— begin LISTING —

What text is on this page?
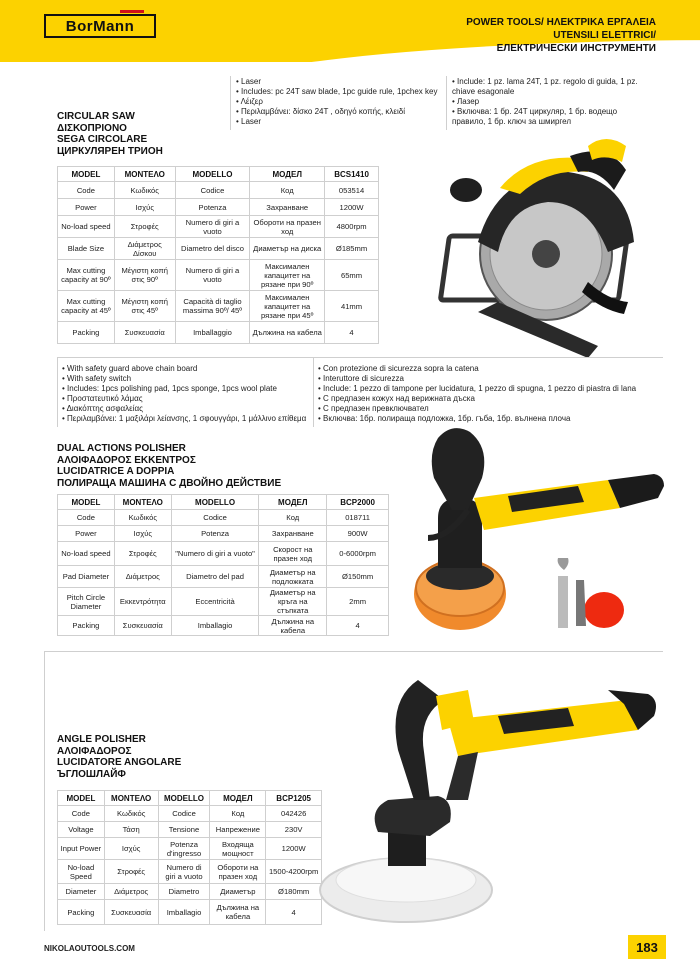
BorMann	POWER TOOLS/ ΗΛΕΚΤΡΙΚΑ ΕΡΓΑΛΕΙΑ
UTENSILI ELETTRICI/
ЕЛЕКТРИЧЕСКИ ИНСТРУМЕНТИ
• Laser
• Includes: pc 24T saw blade, 1pc guide rule, 1pchex key
• Λέιζερ
• Περιλαμβάνει: δίσκο 24T , οδηγό κοπής, κλειδί
• Laser
• Include: 1 pz. lama 24T, 1 pz. regolo di guida, 1 pz.
chiave esagonale
• Лазер
• Включва: 1 бр. 24T циркуляр, 1 бр. водещо
правило, 1 бр. ключ за шмиргел
CIRCULAR SAW
ΔΙΣΚΟΠΡΙΟΝΟ
SEGA CIRCOLARE
ЦИРКУЛЯРЕН ТРИОН
MODEL	ΜΟΝΤΕΛΟ	MODELLO	МОДЕЛ	BCS1410
Code	Κωδικός	Codice	Код	053514
Power	Ισχύς	Potenza	Захранване	1200W
No-load speed	Στροφές	Numero di giri a vuoto	Обороти на празен ход	4800rpm
Blade Size	Διάμετρος Δίσκου	Diametro del disco	Диаметър на диска	Ø185mm
Max cutting capacity at 90º	Μέγιστη κοπή στις 90º	Numero di giri a vuoto	Максимален капацитет на рязане при 90º	65mm
Max cutting capacity at 45º	Μέγιστη κοπή στις 45º	Capacità di taglio massima 90º/ 45º	Максимален капацитет на рязане при 45º	41mm
Packing	Συσκευασία	Imballaggio	Дължина на кабела	4
• With safety guard above chain board
• With safety switch
• Includes: 1pcs polishing pad, 1pcs sponge, 1pcs wool plate
• Προστατευτικό λάμας
• Διακόπτης ασφαλείας
• Περιλαμβάνει: 1 μαξιλάρι λείανσης, 1 σφουγγάρι, 1 μάλλινο επίθεμα
• Con protezione di sicurezza sopra la catena
• Interuttore di sicurezza
• Include: 1 pezzo di tampone per lucidatura, 1 pezzo di spugna, 1 pezzo di piastra di lana
• С предпазен кожух над верижната дъска
• С предпазен превключвател
• Включва: 1бр. полираща подложка, 1бр. гъба, 1бр. вълнена плоча
DUAL ACTIONS POLISHER
ΑΛΟΙΦΑΔΟΡΟΣ ΕΚΚΕΝΤΡΟΣ
LUCIDATRICE A DOPPIA
ПОЛИРАЩА МАШИНА С ДВОЙНО ДЕЙСТВИЕ
MODEL	ΜΟΝΤΕΛΟ	MODELLO	МОДЕЛ	BCP2000
Code	Κωδικός	Codice	Код	018711
Power	Ισχύς	Potenza	Захранване	900W
No-load speed	Στροφές	"Numero di giri a vuoto"	Скорост на празен ход	0-6000rpm
Pad Diameter	Διάμετρος	Diametro del pad	Диаметър на подложката	Ø150mm
Pitch Circle Diameter	Εκκεντρότητα	Eccentricità	Диаметър на кръга на стъпката	2mm
Packing	Συσκευασία	Imballagio	Дължина на кабела	4
ANGLE POLISHER
ΑΛΟΙΦΑΔΟΡΟΣ
LUCIDATORE ANGOLARE
ЪГЛОШЛАЙФ
MODEL	ΜΟΝΤΕΛΟ	MODELLO	МОДЕЛ	BCP1205
Code	Κωδικός	Codice	Код	042426
Voltage	Τάση	Tensione	Напрежение	230V
Input Power	Ισχύς	Potenza d'ingresso	Входяща мощност	1200W
No-load Speed	Στροφές	Numero di giri a vuoto	Обороти на празен ход	1500-4200rpm
Diameter	Διάμετρος	Diametro	Диаметър	Ø180mm
Packing	Συσκευασία	Imballagio	Дължина на кабела	4
NIKOLAOUTOOLS.COM	183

— end LISTING —

In the listing above, find the lines holding the word "Numero" and copy them.

> _COMPLETED TASK_
No-load speed	Στροφές	Numero di giri a vuoto	Обороти на празен ход	4800rpm
Max cutting capacity at 90º	Μέγιστη κοπή στις 90º	Numero di giri a vuoto	Максимален капацитет на рязане при 90º	65mm
No-load speed	Στροφές	"Numero di giri a vuoto"	Скорост на празен ход	0-6000rpm
No-load Speed	Στροφές	Numero di giri a vuoto	Обороти на празен ход	1500-4200rpm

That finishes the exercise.